Brief: Quote every line as written. Omit pictures.

## Start

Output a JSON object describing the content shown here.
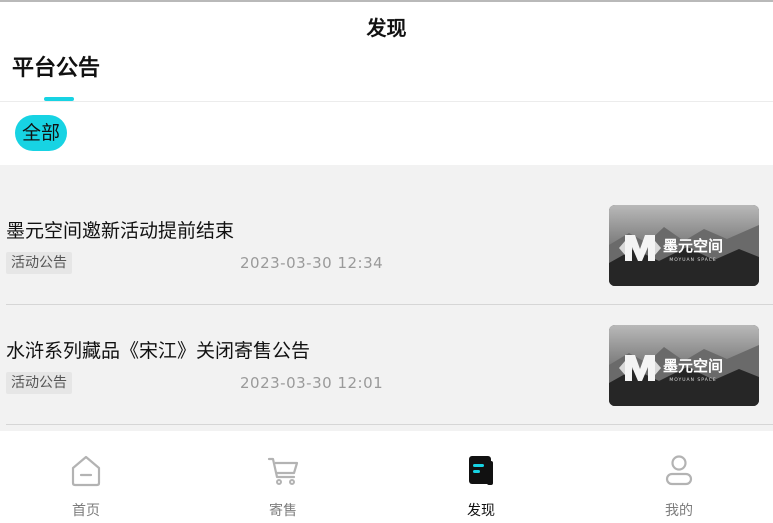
{
  "header": {
    "title": "发现"
  },
  "section_tab": {
    "label": "平台公告",
    "accent": "#17d3e3"
  },
  "filter": {
    "chips": [
      {
        "label": "全部",
        "selected": true
      }
    ]
  },
  "notices": [
    {
      "title": "墨元空间邀新活动提前结束",
      "tag": "活动公告",
      "date": "2023-03-30 12:34",
      "thumb_icon": "moyuan-space-logo"
    },
    {
      "title": "水浒系列藏品《宋江》关闭寄售公告",
      "tag": "活动公告",
      "date": "2023-03-30 12:01",
      "thumb_icon": "moyuan-space-logo"
    }
  ],
  "thumb": {
    "brand_text": "墨元空间",
    "brand_sub": "MOYUAN SPACE"
  },
  "tabbar": {
    "items": [
      {
        "label": "首页",
        "icon": "home-icon",
        "active": false
      },
      {
        "label": "寄售",
        "icon": "cart-icon",
        "active": false
      },
      {
        "label": "发现",
        "icon": "discover-icon",
        "active": true
      },
      {
        "label": "我的",
        "icon": "profile-icon",
        "active": false
      }
    ]
  },
  "colors": {
    "accent": "#17d3e3",
    "list_bg": "#f2f2f2",
    "muted": "#9a9a9a"
  }
}
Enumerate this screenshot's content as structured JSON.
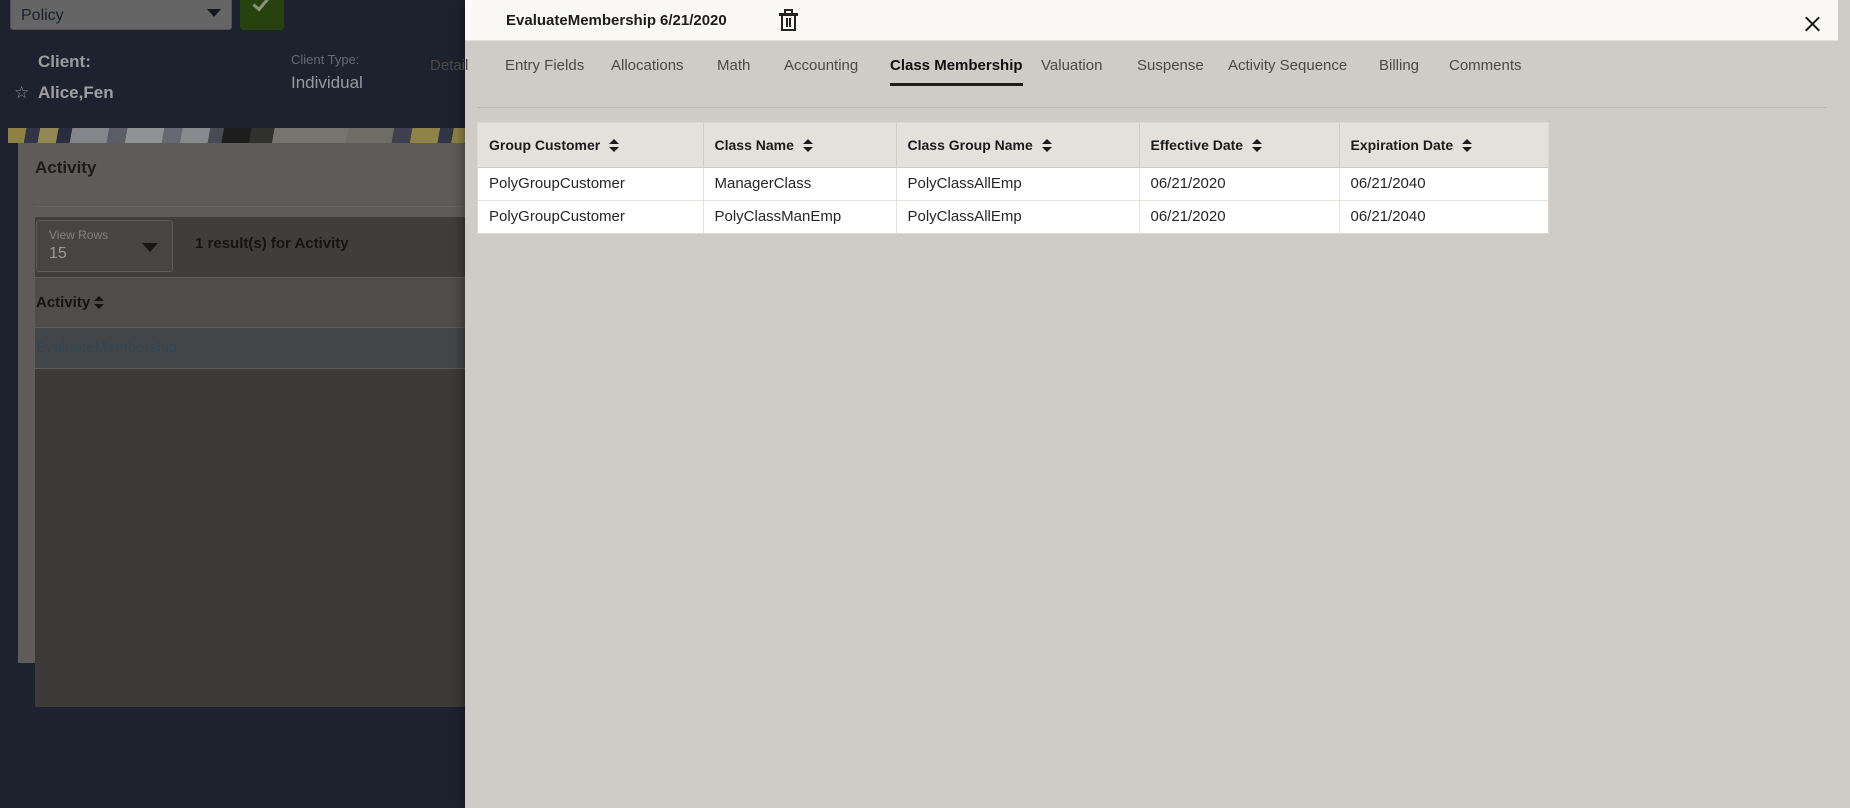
{
  "background": {
    "policy_select": {
      "value": "Policy",
      "caret_icon": "chevron-down-icon"
    },
    "confirm_button": {
      "icon": "check-icon"
    },
    "client": {
      "label": "Client:",
      "name": "Alice,Fen",
      "favorite_icon": "star-icon",
      "type_label": "Client Type:",
      "type_value": "Individual"
    },
    "panel": {
      "title": "Activity",
      "view_rows_label": "View Rows",
      "view_rows_value": "15",
      "results_text": "1 result(s) for Activity",
      "grid_header": "Activity",
      "sort_icon": "sort-chevrons-icon",
      "selected_row": "EvaluateMembership"
    }
  },
  "modal": {
    "header": {
      "title": "EvaluateMembership",
      "date": "6/21/2020",
      "delete_icon": "trash-icon",
      "close_icon": "close-icon"
    },
    "tabs": [
      {
        "label": "Detail",
        "active": false
      },
      {
        "label": "Entry Fields",
        "active": false
      },
      {
        "label": "Allocations",
        "active": false
      },
      {
        "label": "Math",
        "active": false
      },
      {
        "label": "Accounting",
        "active": false
      },
      {
        "label": "Class Membership",
        "active": true
      },
      {
        "label": "Valuation",
        "active": false
      },
      {
        "label": "Suspense",
        "active": false
      },
      {
        "label": "Activity Sequence",
        "active": false
      },
      {
        "label": "Billing",
        "active": false
      },
      {
        "label": "Comments",
        "active": false
      }
    ],
    "table": {
      "sort_icon": "sort-chevrons-icon",
      "columns": [
        "Group Customer",
        "Class Name",
        "Class Group Name",
        "Effective Date",
        "Expiration Date"
      ],
      "rows": [
        [
          "PolyGroupCustomer",
          "ManagerClass",
          "PolyClassAllEmp",
          "06/21/2020",
          "06/21/2040"
        ],
        [
          "PolyGroupCustomer",
          "PolyClassManEmp",
          "PolyClassAllEmp",
          "06/21/2020",
          "06/21/2040"
        ]
      ]
    }
  },
  "colors": {
    "app_navy": "#2e3347",
    "modal_bg": "#cfcbc6",
    "header_bg": "#faf9f7",
    "accent_green": "#3a6617",
    "table_header_bg": "#e4e1dc"
  }
}
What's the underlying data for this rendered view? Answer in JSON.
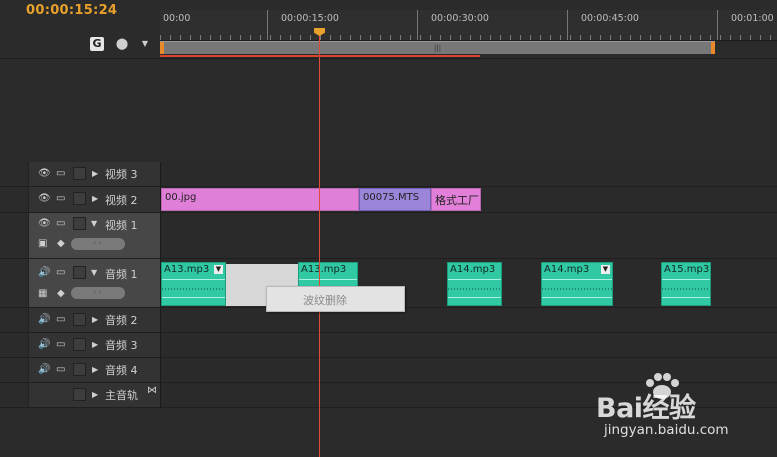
{
  "header": {
    "timecode": "00:00:15:24"
  },
  "ruler": {
    "labels": [
      "00:00",
      "00:00:15:00",
      "00:00:30:00",
      "00:00:45:00",
      "00:01:00"
    ]
  },
  "tracks": {
    "video3": {
      "name": "视频 3"
    },
    "video2": {
      "name": "视频 2"
    },
    "video1": {
      "name": "视频 1"
    },
    "audio1": {
      "name": "音频 1"
    },
    "audio2": {
      "name": "音频 2"
    },
    "audio3": {
      "name": "音频 3"
    },
    "audio4": {
      "name": "音频 4"
    },
    "master": {
      "name": "主音轨"
    }
  },
  "video_clips": [
    {
      "label": "00.jpg"
    },
    {
      "label": "00075.MTS"
    },
    {
      "label": "格式工厂"
    }
  ],
  "audio_clips": [
    {
      "label": "A13.mp3"
    },
    {
      "label": "A13.mp3"
    },
    {
      "label": "A14.mp3"
    },
    {
      "label": "A14.mp3"
    },
    {
      "label": "A15.mp3"
    }
  ],
  "context_menu": {
    "items": [
      {
        "label": "波纹删除",
        "enabled": false
      }
    ]
  },
  "watermark": {
    "brand": "Bai经验",
    "url": "jingyan.baidu.com"
  },
  "colors": {
    "timecode": "#e8a12a",
    "playhead": "#e24b3a",
    "video_clip": "#e07fd8",
    "mts_clip": "#9a85d9",
    "audio_clip": "#31c8a4"
  }
}
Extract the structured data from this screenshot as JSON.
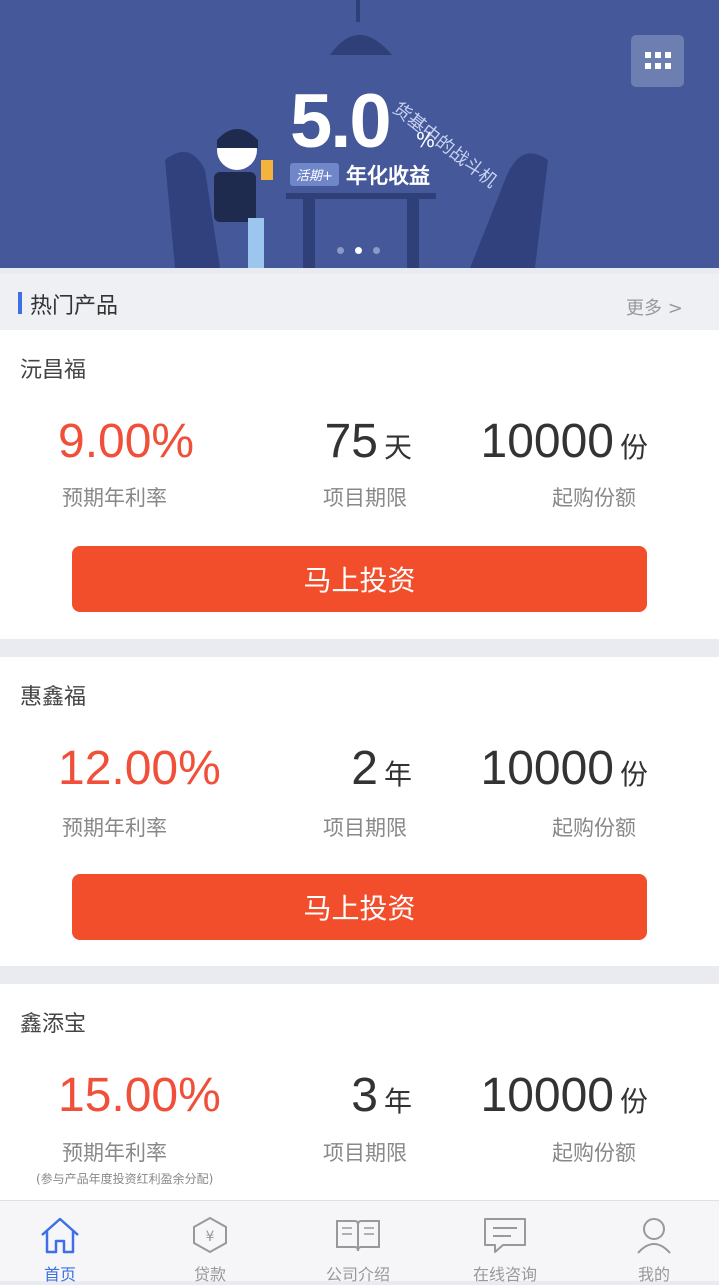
{
  "banner": {
    "rate": "5.0",
    "percent": "%",
    "badge": "活期+",
    "subtitle": "年化收益",
    "slogan": "货基中的战斗机",
    "grid_icon": "grid-icon",
    "active_slide": 2,
    "slide_count": 3
  },
  "section": {
    "title": "热门产品",
    "more": "更多 >"
  },
  "products": [
    {
      "name": "沅昌福",
      "rate": "9.00%",
      "rate_label": "预期年利率",
      "term_value": "75",
      "term_unit": "天",
      "term_label": "项目期限",
      "min_value": "10000",
      "min_unit": "份",
      "min_label": "起购份额",
      "button": "马上投资"
    },
    {
      "name": "惠鑫福",
      "rate": "12.00%",
      "rate_label": "预期年利率",
      "term_value": "2",
      "term_unit": "年",
      "term_label": "项目期限",
      "min_value": "10000",
      "min_unit": "份",
      "min_label": "起购份额",
      "button": "马上投资"
    },
    {
      "name": "鑫添宝",
      "rate": "15.00%",
      "rate_label": "预期年利率",
      "term_value": "3",
      "term_unit": "年",
      "term_label": "项目期限",
      "min_value": "10000",
      "min_unit": "份",
      "min_label": "起购份额",
      "note": "(参与产品年度投资红利盈余分配)"
    }
  ],
  "tabs": [
    {
      "label": "首页",
      "icon": "home-icon",
      "active": true
    },
    {
      "label": "贷款",
      "icon": "yuan-icon",
      "active": false
    },
    {
      "label": "公司介绍",
      "icon": "book-icon",
      "active": false
    },
    {
      "label": "在线咨询",
      "icon": "chat-icon",
      "active": false
    },
    {
      "label": "我的",
      "icon": "user-icon",
      "active": false
    }
  ],
  "colors": {
    "banner_bg": "#44589a",
    "accent": "#3f6fe5",
    "rate_red": "#f0503a",
    "button_red": "#f24e2c"
  }
}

## End

Output of the task:
Output a JSON object describing the content shown here.
{
  "header": {
    "title": "发现"
  },
  "section_tab": {
    "label": "平台公告",
    "accent": "#17d3e3"
  },
  "filter": {
    "chips": [
      {
        "label": "全部",
        "selected": true
      }
    ]
  },
  "notices": [
    {
      "title": "墨元空间邀新活动提前结束",
      "tag": "活动公告",
      "date": "2023-03-30 12:34",
      "thumb_icon": "moyuan-space-logo"
    },
    {
      "title": "水浒系列藏品《宋江》关闭寄售公告",
      "tag": "活动公告",
      "date": "2023-03-30 12:01",
      "thumb_icon": "moyuan-space-logo"
    }
  ],
  "thumb": {
    "brand_text": "墨元空间",
    "brand_sub": "MOYUAN SPACE"
  },
  "tabbar": {
    "items": [
      {
        "label": "首页",
        "icon": "home-icon",
        "active": false
      },
      {
        "label": "寄售",
        "icon": "cart-icon",
        "active": false
      },
      {
        "label": "发现",
        "icon": "discover-icon",
        "active": true
      },
      {
        "label": "我的",
        "icon": "profile-icon",
        "active": false
      }
    ]
  },
  "colors": {
    "accent": "#17d3e3",
    "list_bg": "#f2f2f2",
    "muted": "#9a9a9a"
  }
}
Enumerate this screenshot's content as structured JSON.
{
  "background": {
    "policy_select": {
      "value": "Policy",
      "caret_icon": "chevron-down-icon"
    },
    "confirm_button": {
      "icon": "check-icon"
    },
    "client": {
      "label": "Client:",
      "name": "Alice,Fen",
      "favorite_icon": "star-icon",
      "type_label": "Client Type:",
      "type_value": "Individual"
    },
    "panel": {
      "title": "Activity",
      "view_rows_label": "View Rows",
      "view_rows_value": "15",
      "results_text": "1 result(s) for Activity",
      "grid_header": "Activity",
      "sort_icon": "sort-chevrons-icon",
      "selected_row": "EvaluateMembership"
    }
  },
  "modal": {
    "header": {
      "title": "EvaluateMembership",
      "date": "6/21/2020",
      "delete_icon": "trash-icon",
      "close_icon": "close-icon"
    },
    "tabs": [
      {
        "label": "Detail",
        "active": false
      },
      {
        "label": "Entry Fields",
        "active": false
      },
      {
        "label": "Allocations",
        "active": false
      },
      {
        "label": "Math",
        "active": false
      },
      {
        "label": "Accounting",
        "active": false
      },
      {
        "label": "Class Membership",
        "active": true
      },
      {
        "label": "Valuation",
        "active": false
      },
      {
        "label": "Suspense",
        "active": false
      },
      {
        "label": "Activity Sequence",
        "active": false
      },
      {
        "label": "Billing",
        "active": false
      },
      {
        "label": "Comments",
        "active": false
      }
    ],
    "table": {
      "sort_icon": "sort-chevrons-icon",
      "columns": [
        "Group Customer",
        "Class Name",
        "Class Group Name",
        "Effective Date",
        "Expiration Date"
      ],
      "rows": [
        [
          "PolyGroupCustomer",
          "ManagerClass",
          "PolyClassAllEmp",
          "06/21/2020",
          "06/21/2040"
        ],
        [
          "PolyGroupCustomer",
          "PolyClassManEmp",
          "PolyClassAllEmp",
          "06/21/2020",
          "06/21/2040"
        ]
      ]
    }
  },
  "colors": {
    "app_navy": "#2e3347",
    "modal_bg": "#cfcbc6",
    "header_bg": "#faf9f7",
    "accent_green": "#3a6617",
    "table_header_bg": "#e4e1dc"
  }
}
What's the underlying data for this rendered view? Answer in JSON.
{
  "header": {
    "timecode": "00:00:15:24"
  },
  "ruler": {
    "labels": [
      "00:00",
      "00:00:15:00",
      "00:00:30:00",
      "00:00:45:00",
      "00:01:00"
    ]
  },
  "tracks": {
    "video3": {
      "name": "视频 3"
    },
    "video2": {
      "name": "视频 2"
    },
    "video1": {
      "name": "视频 1"
    },
    "audio1": {
      "name": "音频 1"
    },
    "audio2": {
      "name": "音频 2"
    },
    "audio3": {
      "name": "音频 3"
    },
    "audio4": {
      "name": "音频 4"
    },
    "master": {
      "name": "主音轨"
    }
  },
  "video_clips": [
    {
      "label": "00.jpg"
    },
    {
      "label": "00075.MTS"
    },
    {
      "label": "格式工厂"
    }
  ],
  "audio_clips": [
    {
      "label": "A13.mp3"
    },
    {
      "label": "A13.mp3"
    },
    {
      "label": "A14.mp3"
    },
    {
      "label": "A14.mp3"
    },
    {
      "label": "A15.mp3"
    }
  ],
  "context_menu": {
    "items": [
      {
        "label": "波纹删除",
        "enabled": false
      }
    ]
  },
  "watermark": {
    "brand": "Bai经验",
    "url": "jingyan.baidu.com"
  },
  "colors": {
    "timecode": "#e8a12a",
    "playhead": "#e24b3a",
    "video_clip": "#e07fd8",
    "mts_clip": "#9a85d9",
    "audio_clip": "#31c8a4"
  }
}
Extract the structured data from this screenshot as JSON.
{
  "banner": {
    "rate": "5.0",
    "percent": "%",
    "badge": "活期+",
    "subtitle": "年化收益",
    "slogan": "货基中的战斗机",
    "grid_icon": "grid-icon",
    "active_slide": 2,
    "slide_count": 3
  },
  "section": {
    "title": "热门产品",
    "more": "更多 >"
  },
  "products": [
    {
      "name": "沅昌福",
      "rate": "9.00%",
      "rate_label": "预期年利率",
      "term_value": "75",
      "term_unit": "天",
      "term_label": "项目期限",
      "min_value": "10000",
      "min_unit": "份",
      "min_label": "起购份额",
      "button": "马上投资"
    },
    {
      "name": "惠鑫福",
      "rate": "12.00%",
      "rate_label": "预期年利率",
      "term_value": "2",
      "term_unit": "年",
      "term_label": "项目期限",
      "min_value": "10000",
      "min_unit": "份",
      "min_label": "起购份额",
      "button": "马上投资"
    },
    {
      "name": "鑫添宝",
      "rate": "15.00%",
      "rate_label": "预期年利率",
      "term_value": "3",
      "term_unit": "年",
      "term_label": "项目期限",
      "min_value": "10000",
      "min_unit": "份",
      "min_label": "起购份额",
      "note": "(参与产品年度投资红利盈余分配)"
    }
  ],
  "tabs": [
    {
      "label": "首页",
      "icon": "home-icon",
      "active": true
    },
    {
      "label": "贷款",
      "icon": "yuan-icon",
      "active": false
    },
    {
      "label": "公司介绍",
      "icon": "book-icon",
      "active": false
    },
    {
      "label": "在线咨询",
      "icon": "chat-icon",
      "active": false
    },
    {
      "label": "我的",
      "icon": "user-icon",
      "active": false
    }
  ],
  "colors": {
    "banner_bg": "#44589a",
    "accent": "#3f6fe5",
    "rate_red": "#f0503a",
    "button_red": "#f24e2c"
  }
}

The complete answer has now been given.